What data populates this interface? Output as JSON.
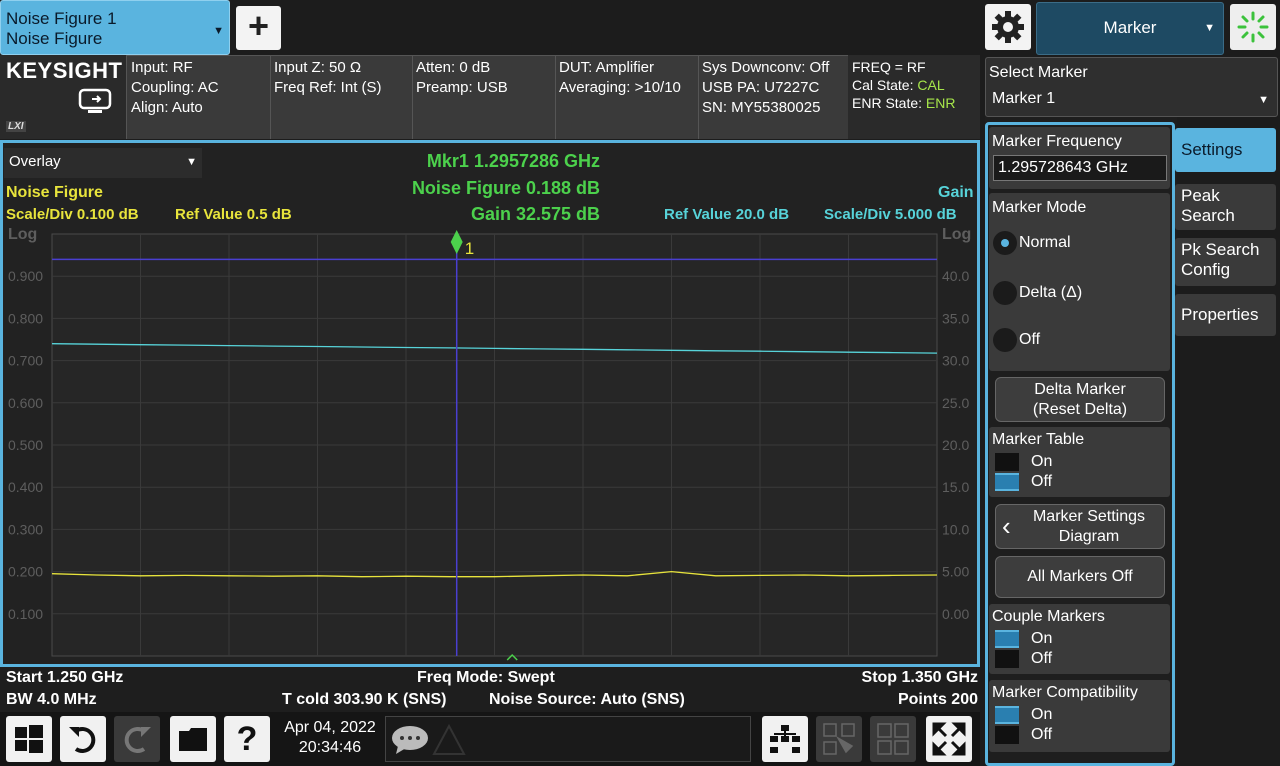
{
  "measurement_tab": {
    "line1": "Noise Figure 1",
    "line2": "Noise Figure"
  },
  "menu": {
    "selected": "Marker"
  },
  "brand": "KEYSIGHT",
  "lxi_label": "LXI",
  "info": {
    "col1": [
      "Input: RF",
      "Coupling: AC",
      "Align: Auto"
    ],
    "col2": [
      "Input Z: 50 Ω",
      "Freq Ref: Int (S)"
    ],
    "col3": [
      "Atten: 0 dB",
      "Preamp: USB"
    ],
    "col4": [
      "DUT: Amplifier",
      "Averaging: >10/10"
    ],
    "col5": [
      "Sys Downconv: Off",
      "USB PA: U7227C",
      "SN: MY55380025"
    ],
    "col6_freq": "FREQ = RF",
    "cal_label": "Cal State: ",
    "cal_value": "CAL",
    "enr_label": "ENR State: ",
    "enr_value": "ENR"
  },
  "view": {
    "selected": "Overlay"
  },
  "trace_left": {
    "name": "Noise Figure",
    "scale": "Scale/Div 0.100 dB",
    "ref": "Ref Value 0.5 dB",
    "scale_type": "Log"
  },
  "trace_right": {
    "name": "Gain",
    "scale": "Scale/Div 5.000 dB",
    "ref": "Ref Value 20.0 dB",
    "scale_type": "Log"
  },
  "marker_readout": {
    "line1": "Mkr1  1.2957286 GHz",
    "line2": "Noise Figure 0.188 dB",
    "line3": "Gain 32.575 dB",
    "marker_label": "1"
  },
  "axis_left": [
    "0.900",
    "0.800",
    "0.700",
    "0.600",
    "0.500",
    "0.400",
    "0.300",
    "0.200",
    "0.100"
  ],
  "axis_right": [
    "40.0",
    "35.0",
    "30.0",
    "25.0",
    "20.0",
    "15.0",
    "10.0",
    "5.00",
    "0.00"
  ],
  "chart_data": {
    "type": "line",
    "x_start_ghz": 1.25,
    "x_stop_ghz": 1.35,
    "series": [
      {
        "name": "Noise Figure",
        "axis": "left",
        "ylim": [
          0.0,
          1.0
        ],
        "values": [
          0.195,
          0.192,
          0.19,
          0.191,
          0.19,
          0.189,
          0.19,
          0.188,
          0.189,
          0.188,
          0.188,
          0.19,
          0.192,
          0.19,
          0.2,
          0.19,
          0.191,
          0.192,
          0.19,
          0.191,
          0.192
        ]
      },
      {
        "name": "Gain",
        "axis": "right",
        "ylim": [
          0.0,
          45.0
        ],
        "values": [
          33.3,
          33.25,
          33.2,
          33.15,
          33.1,
          33.05,
          33.0,
          32.95,
          32.9,
          32.85,
          32.8,
          32.75,
          32.7,
          32.65,
          32.6,
          32.55,
          32.5,
          32.45,
          32.4,
          32.35,
          32.3
        ]
      }
    ],
    "marker": {
      "x_ghz": 1.2957286,
      "level_left": 0.94
    }
  },
  "colors": {
    "nf": "#e8e43c",
    "gain": "#57d3d9",
    "marker": "#4a3fd1",
    "grid": "#3a3a3a"
  },
  "status": {
    "start": "Start 1.250 GHz",
    "bw": "BW 4.0 MHz",
    "freq_mode": "Freq Mode: Swept",
    "tcold": "T cold 303.90 K (SNS)",
    "noise_source": "Noise Source: Auto (SNS)",
    "stop": "Stop 1.350 GHz",
    "points": "Points 200"
  },
  "datetime": {
    "date": "Apr 04, 2022",
    "time": "20:34:46"
  },
  "panel": {
    "select_marker_label": "Select Marker",
    "select_marker_value": "Marker 1",
    "marker_freq_label": "Marker Frequency",
    "marker_freq_value": "1.295728643 GHz",
    "marker_mode_label": "Marker Mode",
    "mode_normal": "Normal",
    "mode_delta": "Delta (Δ)",
    "mode_off": "Off",
    "delta_marker_l1": "Delta Marker",
    "delta_marker_l2": "(Reset Delta)",
    "marker_table_label": "Marker Table",
    "on": "On",
    "off": "Off",
    "msd_l1": "Marker Settings",
    "msd_l2": "Diagram",
    "all_markers_off": "All Markers Off",
    "couple_markers_label": "Couple Markers",
    "marker_compat_label": "Marker Compatibility"
  },
  "tabs": {
    "settings": "Settings",
    "peak_l1": "Peak",
    "peak_l2": "Search",
    "pks_l1": "Pk Search",
    "pks_l2": "Config",
    "properties": "Properties"
  }
}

# [Task statement]
Which lines hold the word "Figure"? Show each one.

# [Answer to the problem]
    "line1": "Noise Figure 1",
    "line2": "Noise Figure"
    "name": "Noise Figure",
    "line2": "Noise Figure 0.188 dB",
        "name": "Noise Figure",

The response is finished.